- [EXERCISE]
Search the material for "Республики" and show all lines that contain it.

- [SUPPLIED DATA]
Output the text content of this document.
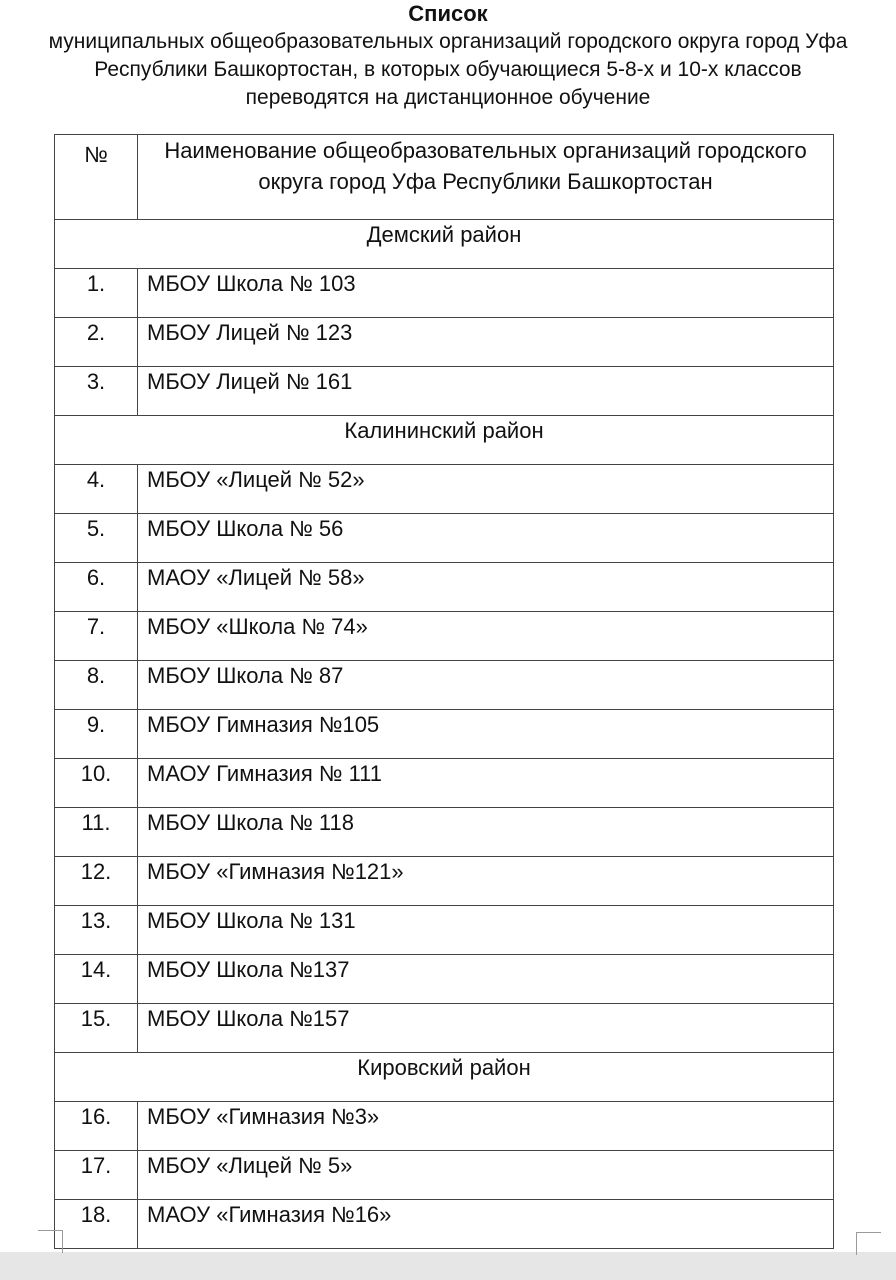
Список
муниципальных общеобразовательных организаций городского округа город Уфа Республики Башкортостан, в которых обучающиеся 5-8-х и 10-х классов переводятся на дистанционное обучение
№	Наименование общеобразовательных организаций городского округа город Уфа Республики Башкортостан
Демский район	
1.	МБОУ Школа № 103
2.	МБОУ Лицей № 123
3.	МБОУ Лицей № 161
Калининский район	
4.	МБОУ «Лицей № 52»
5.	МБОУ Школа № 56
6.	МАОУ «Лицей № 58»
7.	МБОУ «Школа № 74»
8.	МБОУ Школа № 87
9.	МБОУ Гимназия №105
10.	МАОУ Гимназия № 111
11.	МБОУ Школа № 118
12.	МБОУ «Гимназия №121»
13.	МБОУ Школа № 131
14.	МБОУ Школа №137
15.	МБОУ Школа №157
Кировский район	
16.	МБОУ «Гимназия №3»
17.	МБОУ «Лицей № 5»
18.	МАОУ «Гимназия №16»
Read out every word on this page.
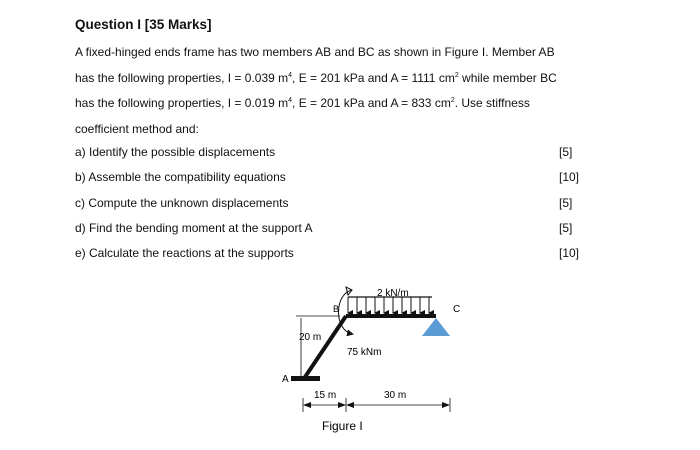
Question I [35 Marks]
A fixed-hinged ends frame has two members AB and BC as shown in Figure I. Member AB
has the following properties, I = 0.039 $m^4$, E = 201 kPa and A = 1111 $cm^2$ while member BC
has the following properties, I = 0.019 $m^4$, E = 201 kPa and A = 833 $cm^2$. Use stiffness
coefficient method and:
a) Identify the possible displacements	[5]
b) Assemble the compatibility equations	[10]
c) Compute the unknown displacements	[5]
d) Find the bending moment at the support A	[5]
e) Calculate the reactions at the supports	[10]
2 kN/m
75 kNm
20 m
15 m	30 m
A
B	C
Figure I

- [WRITTEN SOLUTION]
муниципальных общеобразовательных организаций городского округа город Уфа Республики Башкортостан, в которых обучающиеся 5-8-х и 10-х классов переводятся на дистанционное обучение
№	Наименование общеобразовательных организаций городского округа город Уфа Республики Башкортостан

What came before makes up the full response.